[DO THIS]: Update the lines below by replacing each "order-radio" with "layer-order-radio" and keeping everything else the same. Leave the pictures out of your answer.

◆ ◆ ◆ ◆ ◆ ◆ ◆

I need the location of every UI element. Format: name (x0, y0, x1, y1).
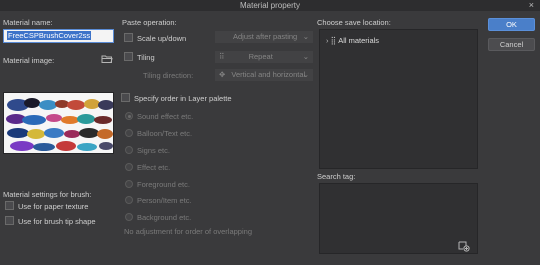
order-radio[interactable] (125, 163, 133, 171)
order-option: Person/Item etc. (137, 196, 192, 205)
paper-texture-checkbox[interactable] (5, 201, 14, 210)
scale-dropdown-value: Adjust after pasting (233, 32, 298, 41)
brush-tip-checkbox[interactable] (5, 216, 14, 225)
scale-checkbox[interactable] (124, 33, 133, 42)
paste-operation-label: Paste operation: (122, 18, 177, 27)
order-radio[interactable] (125, 180, 133, 188)
brush-settings-label: Material settings for brush: (3, 190, 92, 199)
tiling-checkbox[interactable] (124, 52, 133, 61)
search-tag-list[interactable] (319, 183, 478, 254)
order-option: Effect etc. (137, 163, 171, 172)
specify-order-checkbox[interactable] (121, 93, 130, 102)
order-option: Signs etc. (137, 146, 170, 155)
order-radio[interactable] (125, 213, 133, 221)
save-location-label: Choose save location: (317, 18, 391, 27)
tiling-direction-label: Tiling direction: (143, 71, 194, 80)
search-tag-label: Search tag: (317, 172, 356, 181)
no-adjust-note: No adjustment for order of overlapping (124, 227, 252, 236)
scale-label: Scale up/down (137, 34, 187, 43)
chevron-down-icon: ⌄ (302, 32, 309, 41)
chevron-down-icon: ⌄ (302, 70, 309, 79)
order-option: Sound effect etc. (137, 112, 194, 121)
material-image-preview (3, 92, 114, 154)
material-name-value: FreeCSPBrushCover2ss (7, 31, 92, 40)
material-image-label: Material image: (3, 56, 55, 65)
chevron-right-icon: › (326, 36, 329, 45)
tiling-label: Tiling (137, 53, 155, 62)
ok-button[interactable]: OK (488, 18, 535, 31)
tiling-dropdown-value: Repeat (248, 52, 273, 61)
tiling-direction-value: Vertical and horizontal (231, 70, 306, 79)
repeat-icon: ⠿ (219, 52, 225, 61)
order-radio[interactable] (125, 196, 133, 204)
chevron-down-icon: ⌄ (302, 52, 309, 61)
scale-dropdown[interactable]: Adjust after pasting ⌄ (215, 31, 313, 43)
tree-item-all-materials[interactable]: › ⣿ All materials (326, 36, 379, 45)
window-title: Material property (239, 1, 301, 10)
order-option: Balloon/Text etc. (137, 129, 193, 138)
move-icon: ✥ (219, 70, 226, 79)
brush-tip-label: Use for brush tip shape (18, 217, 96, 226)
brush-strokes-preview (4, 93, 113, 153)
add-tag-icon[interactable] (458, 241, 470, 252)
paper-texture-label: Use for paper texture (18, 202, 89, 211)
save-location-tree[interactable]: › ⣿ All materials (319, 29, 478, 169)
order-radio[interactable] (125, 146, 133, 154)
material-name-input[interactable]: FreeCSPBrushCover2ss (3, 29, 114, 43)
tiling-dropdown[interactable]: ⠿ Repeat ⌄ (215, 51, 313, 63)
cancel-button[interactable]: Cancel (488, 38, 535, 51)
order-option: Foreground etc. (137, 180, 190, 189)
materials-grid-icon: ⣿ (330, 36, 337, 45)
close-icon[interactable]: × (529, 0, 534, 11)
order-radio[interactable] (125, 112, 133, 120)
title-bar: Material property × (0, 0, 540, 11)
specify-order-label: Specify order in Layer palette (134, 94, 232, 103)
order-option: Background etc. (137, 213, 192, 222)
tree-item-label: All materials (338, 36, 380, 45)
tiling-direction-dropdown[interactable]: ✥ Vertical and horizontal ⌄ (215, 69, 313, 81)
material-name-label: Material name: (3, 18, 53, 27)
order-radio[interactable] (125, 129, 133, 137)
folder-icon[interactable] (101, 54, 113, 64)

◆ ◆ ◆ ◆ ◆ ◆ ◆

[EXERCISE RESULT]:
I need the location of every UI element. Format: name (x0, y0, x1, y1).
layer-order-radio[interactable] (125, 163, 133, 171)
order-option: Person/Item etc. (137, 196, 192, 205)
paper-texture-checkbox[interactable] (5, 201, 14, 210)
scale-dropdown-value: Adjust after pasting (233, 32, 298, 41)
brush-tip-checkbox[interactable] (5, 216, 14, 225)
scale-checkbox[interactable] (124, 33, 133, 42)
paste-operation-label: Paste operation: (122, 18, 177, 27)
layer-order-radio[interactable] (125, 180, 133, 188)
brush-settings-label: Material settings for brush: (3, 190, 92, 199)
tiling-checkbox[interactable] (124, 52, 133, 61)
search-tag-list[interactable] (319, 183, 478, 254)
order-option: Effect etc. (137, 163, 171, 172)
specify-order-checkbox[interactable] (121, 93, 130, 102)
order-option: Signs etc. (137, 146, 170, 155)
layer-order-radio[interactable] (125, 213, 133, 221)
save-location-label: Choose save location: (317, 18, 391, 27)
tiling-direction-label: Tiling direction: (143, 71, 194, 80)
search-tag-label: Search tag: (317, 172, 356, 181)
no-adjust-note: No adjustment for order of overlapping (124, 227, 252, 236)
scale-label: Scale up/down (137, 34, 187, 43)
chevron-down-icon: ⌄ (302, 32, 309, 41)
chevron-down-icon: ⌄ (302, 70, 309, 79)
order-option: Sound effect etc. (137, 112, 194, 121)
material-image-preview (3, 92, 114, 154)
material-name-value: FreeCSPBrushCover2ss (7, 31, 92, 40)
material-image-label: Material image: (3, 56, 55, 65)
chevron-right-icon: › (326, 36, 329, 45)
tiling-label: Tiling (137, 53, 155, 62)
ok-button[interactable]: OK (488, 18, 535, 31)
tiling-dropdown-value: Repeat (248, 52, 273, 61)
tiling-direction-value: Vertical and horizontal (231, 70, 306, 79)
repeat-icon: ⠿ (219, 52, 225, 61)
layer-order-radio[interactable] (125, 196, 133, 204)
chevron-down-icon: ⌄ (302, 52, 309, 61)
scale-dropdown[interactable]: Adjust after pasting ⌄ (215, 31, 313, 43)
tree-item-all-materials[interactable]: › ⣿ All materials (326, 36, 379, 45)
window-title: Material property (239, 1, 301, 10)
order-option: Balloon/Text etc. (137, 129, 193, 138)
move-icon: ✥ (219, 70, 226, 79)
brush-tip-label: Use for brush tip shape (18, 217, 96, 226)
brush-strokes-preview (4, 93, 113, 153)
add-tag-icon[interactable] (458, 241, 470, 252)
paper-texture-label: Use for paper texture (18, 202, 89, 211)
save-location-tree[interactable]: › ⣿ All materials (319, 29, 478, 169)
layer-order-radio[interactable] (125, 146, 133, 154)
material-name-input[interactable]: FreeCSPBrushCover2ss (3, 29, 114, 43)
tiling-dropdown[interactable]: ⠿ Repeat ⌄ (215, 51, 313, 63)
cancel-button[interactable]: Cancel (488, 38, 535, 51)
order-option: Foreground etc. (137, 180, 190, 189)
materials-grid-icon: ⣿ (330, 36, 337, 45)
close-icon[interactable]: × (529, 0, 534, 11)
layer-order-radio[interactable] (125, 112, 133, 120)
title-bar: Material property × (0, 0, 540, 11)
specify-order-label: Specify order in Layer palette (134, 94, 232, 103)
order-option: Background etc. (137, 213, 192, 222)
tree-item-label: All materials (338, 36, 380, 45)
tiling-direction-dropdown[interactable]: ✥ Vertical and horizontal ⌄ (215, 69, 313, 81)
material-name-label: Material name: (3, 18, 53, 27)
layer-order-radio[interactable] (125, 129, 133, 137)
folder-icon[interactable] (101, 54, 113, 64)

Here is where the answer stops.